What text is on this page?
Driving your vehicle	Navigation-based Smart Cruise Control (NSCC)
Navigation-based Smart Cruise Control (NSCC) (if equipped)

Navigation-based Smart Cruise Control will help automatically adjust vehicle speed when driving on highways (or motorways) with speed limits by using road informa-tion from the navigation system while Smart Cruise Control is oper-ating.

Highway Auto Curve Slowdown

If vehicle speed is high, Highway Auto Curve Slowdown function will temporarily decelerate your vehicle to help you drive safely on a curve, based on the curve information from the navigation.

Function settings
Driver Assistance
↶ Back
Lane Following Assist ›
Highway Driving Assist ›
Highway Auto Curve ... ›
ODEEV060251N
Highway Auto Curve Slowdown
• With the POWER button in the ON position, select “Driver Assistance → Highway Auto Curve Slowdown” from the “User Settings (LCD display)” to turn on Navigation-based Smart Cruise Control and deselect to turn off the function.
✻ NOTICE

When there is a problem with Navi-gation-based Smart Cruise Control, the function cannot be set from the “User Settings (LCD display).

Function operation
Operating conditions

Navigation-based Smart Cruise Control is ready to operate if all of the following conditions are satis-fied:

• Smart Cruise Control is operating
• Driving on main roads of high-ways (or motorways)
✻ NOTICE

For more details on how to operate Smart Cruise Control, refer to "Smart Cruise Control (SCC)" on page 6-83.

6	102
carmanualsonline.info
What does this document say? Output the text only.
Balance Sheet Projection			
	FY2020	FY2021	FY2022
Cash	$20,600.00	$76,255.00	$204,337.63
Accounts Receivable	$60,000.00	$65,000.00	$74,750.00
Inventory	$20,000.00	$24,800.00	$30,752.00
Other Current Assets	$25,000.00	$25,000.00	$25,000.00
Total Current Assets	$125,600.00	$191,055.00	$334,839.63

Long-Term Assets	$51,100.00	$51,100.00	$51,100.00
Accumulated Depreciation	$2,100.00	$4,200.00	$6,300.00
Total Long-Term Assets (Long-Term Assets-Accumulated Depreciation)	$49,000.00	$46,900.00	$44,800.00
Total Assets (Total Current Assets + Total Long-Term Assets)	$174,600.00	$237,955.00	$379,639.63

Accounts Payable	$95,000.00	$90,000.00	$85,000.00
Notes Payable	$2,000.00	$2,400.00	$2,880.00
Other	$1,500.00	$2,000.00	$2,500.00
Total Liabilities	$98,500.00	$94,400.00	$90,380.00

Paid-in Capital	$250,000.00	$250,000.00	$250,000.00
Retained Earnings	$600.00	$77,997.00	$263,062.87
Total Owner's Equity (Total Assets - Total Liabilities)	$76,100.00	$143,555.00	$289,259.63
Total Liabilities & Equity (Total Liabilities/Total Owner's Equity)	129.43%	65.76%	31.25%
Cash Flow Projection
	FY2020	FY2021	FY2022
—————
The records above need to be transcribed in full. Keep every character unchanged.

What text is on this page?
Driving your vehicle	Navigation-based Smart Cruise Control (NSCC)
Navigation-based Smart Cruise Control (NSCC) (if equipped)

Navigation-based Smart Cruise Control will help automatically adjust vehicle speed when driving on highways (or motorways) with speed limits by using road informa-tion from the navigation system while Smart Cruise Control is oper-ating.

Highway Auto Curve Slowdown

If vehicle speed is high, Highway Auto Curve Slowdown function will temporarily decelerate your vehicle to help you drive safely on a curve, based on the curve information from the navigation.

Function settings
Driver Assistance
↶ Back
Lane Following Assist ›
Highway Driving Assist ›
Highway Auto Curve ... ›
ODEEV060251N
Highway Auto Curve Slowdown
• With the POWER button in the ON position, select “Driver Assistance → Highway Auto Curve Slowdown” from the “User Settings (LCD display)” to turn on Navigation-based Smart Cruise Control and deselect to turn off the function.
✻ NOTICE

When there is a problem with Navi-gation-based Smart Cruise Control, the function cannot be set from the “User Settings (LCD display).

Function operation
Operating conditions

Navigation-based Smart Cruise Control is ready to operate if all of the following conditions are satis-fied:

• Smart Cruise Control is operating
• Driving on main roads of high-ways (or motorways)
✻ NOTICE

For more details on how to operate Smart Cruise Control, refer to "Smart Cruise Control (SCC)" on page 6-83.

6	102
carmanualsonline.info
What does this document say? Output the text only.
Balance Sheet Projection			
	FY2020	FY2021	FY2022
Cash	$20,600.00	$76,255.00	$204,337.63
Accounts Receivable	$60,000.00	$65,000.00	$74,750.00
Inventory	$20,000.00	$24,800.00	$30,752.00
Other Current Assets	$25,000.00	$25,000.00	$25,000.00
Total Current Assets	$125,600.00	$191,055.00	$334,839.63

Long-Term Assets	$51,100.00	$51,100.00	$51,100.00
Accumulated Depreciation	$2,100.00	$4,200.00	$6,300.00
Total Long-Term Assets (Long-Term Assets-Accumulated Depreciation)	$49,000.00	$46,900.00	$44,800.00
Total Assets (Total Current Assets + Total Long-Term Assets)	$174,600.00	$237,955.00	$379,639.63

Accounts Payable	$95,000.00	$90,000.00	$85,000.00
Notes Payable	$2,000.00	$2,400.00	$2,880.00
Other	$1,500.00	$2,000.00	$2,500.00
Total Liabilities	$98,500.00	$94,400.00	$90,380.00

Paid-in Capital	$250,000.00	$250,000.00	$250,000.00
Retained Earnings	$600.00	$77,997.00	$263,062.87
Total Owner's Equity (Total Assets - Total Liabilities)	$76,100.00	$143,555.00	$289,259.63
Total Liabilities & Equity (Total Liabilities/Total Owner's Equity)	129.43%	65.76%	31.25%
Cash Flow Projection
	FY2020	FY2021	FY2022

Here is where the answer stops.